- [GIVEN EXERCISE]:
Go through the lines below and copy each one that holds the string "Forrás".

- [RECORDS SUPPLIED]:
....

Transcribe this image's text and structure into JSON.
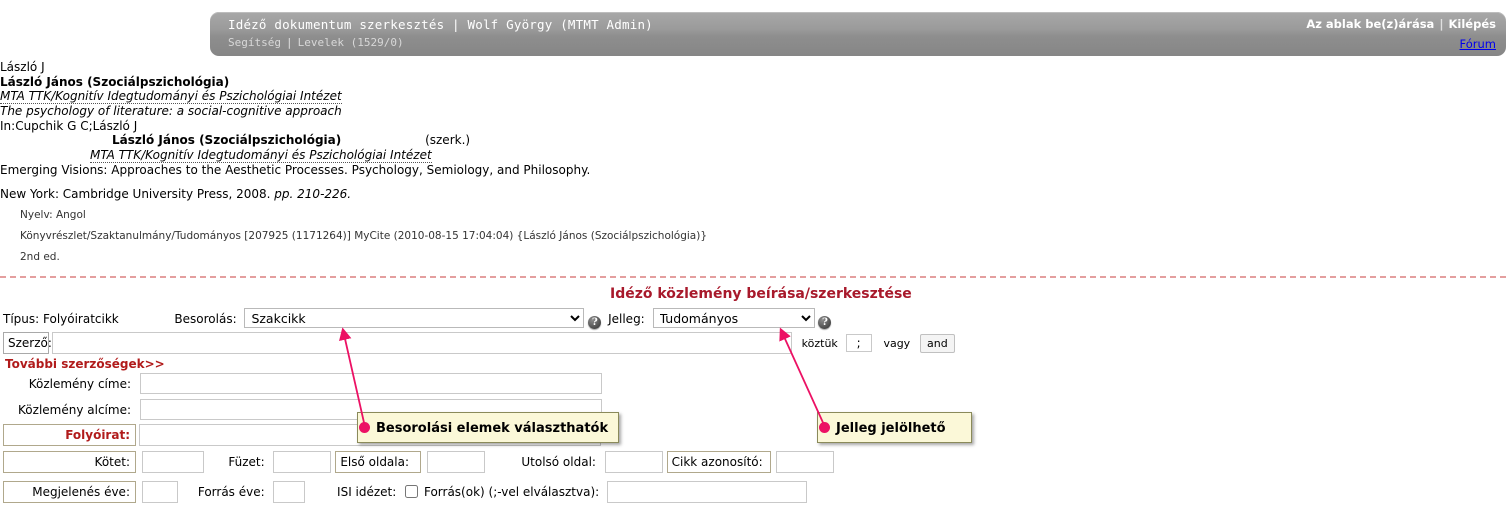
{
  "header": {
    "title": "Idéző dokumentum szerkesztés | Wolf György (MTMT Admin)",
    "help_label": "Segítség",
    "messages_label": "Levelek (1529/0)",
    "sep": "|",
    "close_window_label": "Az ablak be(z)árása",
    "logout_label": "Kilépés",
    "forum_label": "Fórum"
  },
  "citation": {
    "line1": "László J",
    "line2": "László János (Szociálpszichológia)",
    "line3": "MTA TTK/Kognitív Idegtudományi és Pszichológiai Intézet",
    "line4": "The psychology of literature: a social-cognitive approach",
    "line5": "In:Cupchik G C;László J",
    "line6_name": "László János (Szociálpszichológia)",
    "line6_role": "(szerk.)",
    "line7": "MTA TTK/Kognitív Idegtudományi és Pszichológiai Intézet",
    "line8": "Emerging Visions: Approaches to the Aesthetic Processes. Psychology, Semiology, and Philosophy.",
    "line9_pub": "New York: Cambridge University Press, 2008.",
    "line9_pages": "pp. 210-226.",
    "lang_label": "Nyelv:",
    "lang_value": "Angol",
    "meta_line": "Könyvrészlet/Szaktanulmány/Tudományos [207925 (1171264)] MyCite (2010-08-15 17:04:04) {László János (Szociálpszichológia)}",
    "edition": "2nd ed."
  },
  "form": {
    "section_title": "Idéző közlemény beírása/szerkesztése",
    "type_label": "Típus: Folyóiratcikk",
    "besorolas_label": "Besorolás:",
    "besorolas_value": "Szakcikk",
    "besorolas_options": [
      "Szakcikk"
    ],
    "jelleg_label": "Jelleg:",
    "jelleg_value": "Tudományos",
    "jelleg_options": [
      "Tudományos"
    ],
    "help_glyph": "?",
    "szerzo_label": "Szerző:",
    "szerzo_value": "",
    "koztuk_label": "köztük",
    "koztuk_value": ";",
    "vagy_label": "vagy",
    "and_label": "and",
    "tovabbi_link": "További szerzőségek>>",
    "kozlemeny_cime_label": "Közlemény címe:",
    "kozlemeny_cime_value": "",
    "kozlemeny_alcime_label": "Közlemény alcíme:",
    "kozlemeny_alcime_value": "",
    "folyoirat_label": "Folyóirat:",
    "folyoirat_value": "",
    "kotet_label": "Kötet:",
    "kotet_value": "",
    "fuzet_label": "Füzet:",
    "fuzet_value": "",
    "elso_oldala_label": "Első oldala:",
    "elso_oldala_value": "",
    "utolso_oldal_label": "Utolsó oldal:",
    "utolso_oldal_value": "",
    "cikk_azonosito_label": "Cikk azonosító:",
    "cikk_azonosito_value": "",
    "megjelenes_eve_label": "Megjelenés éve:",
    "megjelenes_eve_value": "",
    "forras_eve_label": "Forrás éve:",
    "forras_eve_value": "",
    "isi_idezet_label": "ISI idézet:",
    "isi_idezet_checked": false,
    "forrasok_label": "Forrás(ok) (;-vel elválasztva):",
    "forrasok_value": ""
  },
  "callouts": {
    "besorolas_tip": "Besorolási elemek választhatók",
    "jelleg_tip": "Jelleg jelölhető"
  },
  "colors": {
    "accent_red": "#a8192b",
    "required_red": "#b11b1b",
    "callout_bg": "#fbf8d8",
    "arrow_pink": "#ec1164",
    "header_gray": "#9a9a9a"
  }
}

....

- [EXPECTED ANSWER]:
    "forras_eve_label": "Forrás éve:",
    "forrasok_label": "Forrás(ok) (;-vel elválasztva):",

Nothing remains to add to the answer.